Records to process »
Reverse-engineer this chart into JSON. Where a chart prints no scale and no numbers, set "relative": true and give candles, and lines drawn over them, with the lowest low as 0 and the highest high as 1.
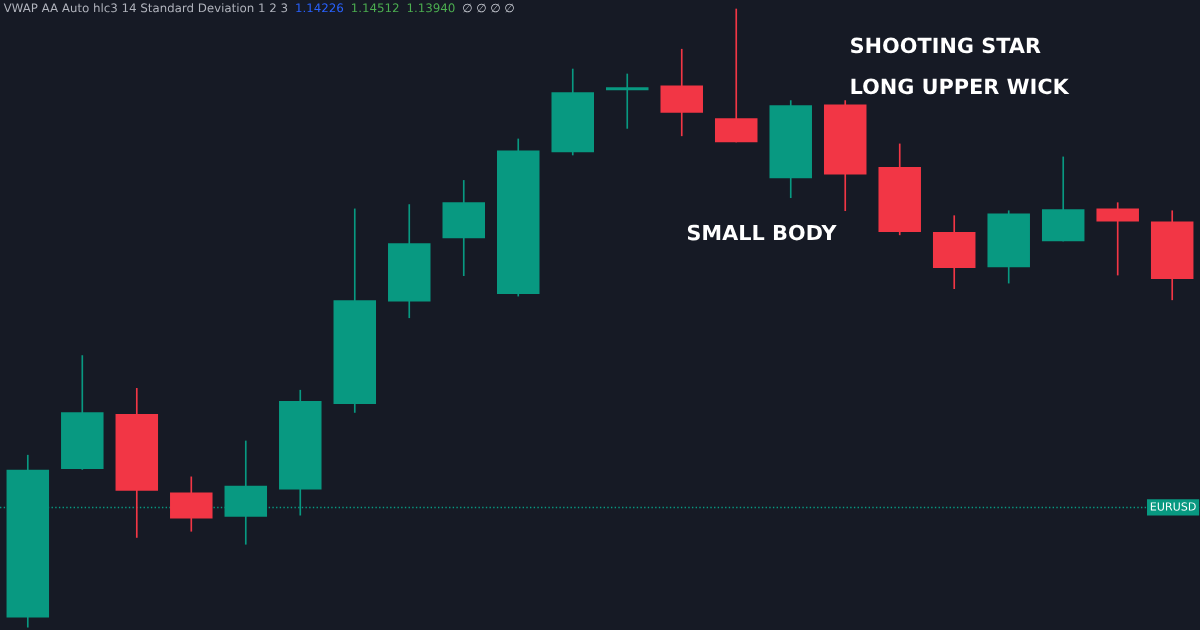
{
  "chart_data": {
    "type": "candlestick",
    "relative": true,
    "title": "VWAP AA Auto hlc3 14 Standard Deviation 1 2 3",
    "categories": [
      null,
      null,
      null,
      null,
      null,
      null,
      null,
      null,
      null,
      null,
      null,
      null,
      null,
      null,
      null,
      null,
      null,
      null,
      null,
      null,
      null,
      null
    ],
    "ohlc": [
      [
        0.016,
        0.279,
        0,
        0.255
      ],
      [
        0.256,
        0.44,
        0.255,
        0.348
      ],
      [
        0.345,
        0.387,
        0.145,
        0.221
      ],
      [
        0.218,
        0.244,
        0.155,
        0.176
      ],
      [
        0.179,
        0.302,
        0.134,
        0.229
      ],
      [
        0.223,
        0.384,
        0.181,
        0.366
      ],
      [
        0.361,
        0.677,
        0.347,
        0.529
      ],
      [
        0.527,
        0.684,
        0.5,
        0.621
      ],
      [
        0.629,
        0.723,
        0.568,
        0.687
      ],
      [
        0.539,
        0.79,
        0.535,
        0.771
      ],
      [
        0.768,
        0.903,
        0.763,
        0.865
      ],
      [
        0.868,
        0.895,
        0.806,
        0.873
      ],
      [
        0.876,
        0.935,
        0.794,
        0.832
      ],
      [
        0.823,
        1.0,
        0.784,
        0.784
      ],
      [
        0.726,
        0.852,
        0.694,
        0.844
      ],
      [
        0.845,
        0.852,
        0.673,
        0.732
      ],
      [
        0.744,
        0.782,
        0.634,
        0.639
      ],
      [
        0.639,
        0.666,
        0.547,
        0.581
      ],
      [
        0.582,
        0.674,
        0.556,
        0.669
      ],
      [
        0.624,
        0.761,
        0.624,
        0.676
      ],
      [
        0.677,
        0.687,
        0.569,
        0.656
      ],
      [
        0.656,
        0.674,
        0.529,
        0.563
      ]
    ],
    "colors": [
      "#089981",
      "#089981",
      "#f23645",
      "#f23645",
      "#089981",
      "#089981",
      "#089981",
      "#089981",
      "#089981",
      "#089981",
      "#089981",
      "#089981",
      "#f23645",
      "#f23645",
      "#089981",
      "#f23645",
      "#f23645",
      "#f23645",
      "#089981",
      "#089981",
      "#f23645",
      "#f23645"
    ],
    "ref_lines": [
      {
        "axis": "y",
        "value": 0.194,
        "label": "EURUSD",
        "color": "#089981",
        "line_style": "dotted"
      }
    ],
    "annotations": [
      "1.14226",
      "1.14512",
      "1.13940",
      "∅ ∅ ∅ ∅",
      "SHOOTING STAR",
      "LONG UPPER WICK",
      "SMALL BODY"
    ]
  }
}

Task goal » Extract all the data above exactly, excluding every picture.

The answer »
Reverse-engineer this chart into JSON. Where a chart prints no scale and no numbers, set "relative": true and give candles, and lines drawn over them, with the lowest low as 0 and the highest high as 1.
{
  "chart_data": {
    "type": "candlestick",
    "relative": true,
    "title": "VWAP AA Auto hlc3 14 Standard Deviation 1 2 3",
    "categories": [
      null,
      null,
      null,
      null,
      null,
      null,
      null,
      null,
      null,
      null,
      null,
      null,
      null,
      null,
      null,
      null,
      null,
      null,
      null,
      null,
      null,
      null
    ],
    "ohlc": [
      [
        0.016,
        0.279,
        0,
        0.255
      ],
      [
        0.256,
        0.44,
        0.255,
        0.348
      ],
      [
        0.345,
        0.387,
        0.145,
        0.221
      ],
      [
        0.218,
        0.244,
        0.155,
        0.176
      ],
      [
        0.179,
        0.302,
        0.134,
        0.229
      ],
      [
        0.223,
        0.384,
        0.181,
        0.366
      ],
      [
        0.361,
        0.677,
        0.347,
        0.529
      ],
      [
        0.527,
        0.684,
        0.5,
        0.621
      ],
      [
        0.629,
        0.723,
        0.568,
        0.687
      ],
      [
        0.539,
        0.79,
        0.535,
        0.771
      ],
      [
        0.768,
        0.903,
        0.763,
        0.865
      ],
      [
        0.868,
        0.895,
        0.806,
        0.873
      ],
      [
        0.876,
        0.935,
        0.794,
        0.832
      ],
      [
        0.823,
        1.0,
        0.784,
        0.784
      ],
      [
        0.726,
        0.852,
        0.694,
        0.844
      ],
      [
        0.845,
        0.852,
        0.673,
        0.732
      ],
      [
        0.744,
        0.782,
        0.634,
        0.639
      ],
      [
        0.639,
        0.666,
        0.547,
        0.581
      ],
      [
        0.582,
        0.674,
        0.556,
        0.669
      ],
      [
        0.624,
        0.761,
        0.624,
        0.676
      ],
      [
        0.677,
        0.687,
        0.569,
        0.656
      ],
      [
        0.656,
        0.674,
        0.529,
        0.563
      ]
    ],
    "colors": [
      "#089981",
      "#089981",
      "#f23645",
      "#f23645",
      "#089981",
      "#089981",
      "#089981",
      "#089981",
      "#089981",
      "#089981",
      "#089981",
      "#089981",
      "#f23645",
      "#f23645",
      "#089981",
      "#f23645",
      "#f23645",
      "#f23645",
      "#089981",
      "#089981",
      "#f23645",
      "#f23645"
    ],
    "ref_lines": [
      {
        "axis": "y",
        "value": 0.194,
        "label": "EURUSD",
        "color": "#089981",
        "line_style": "dotted"
      }
    ],
    "annotations": [
      "1.14226",
      "1.14512",
      "1.13940",
      "∅ ∅ ∅ ∅",
      "SHOOTING STAR",
      "LONG UPPER WICK",
      "SMALL BODY"
    ]
  }
}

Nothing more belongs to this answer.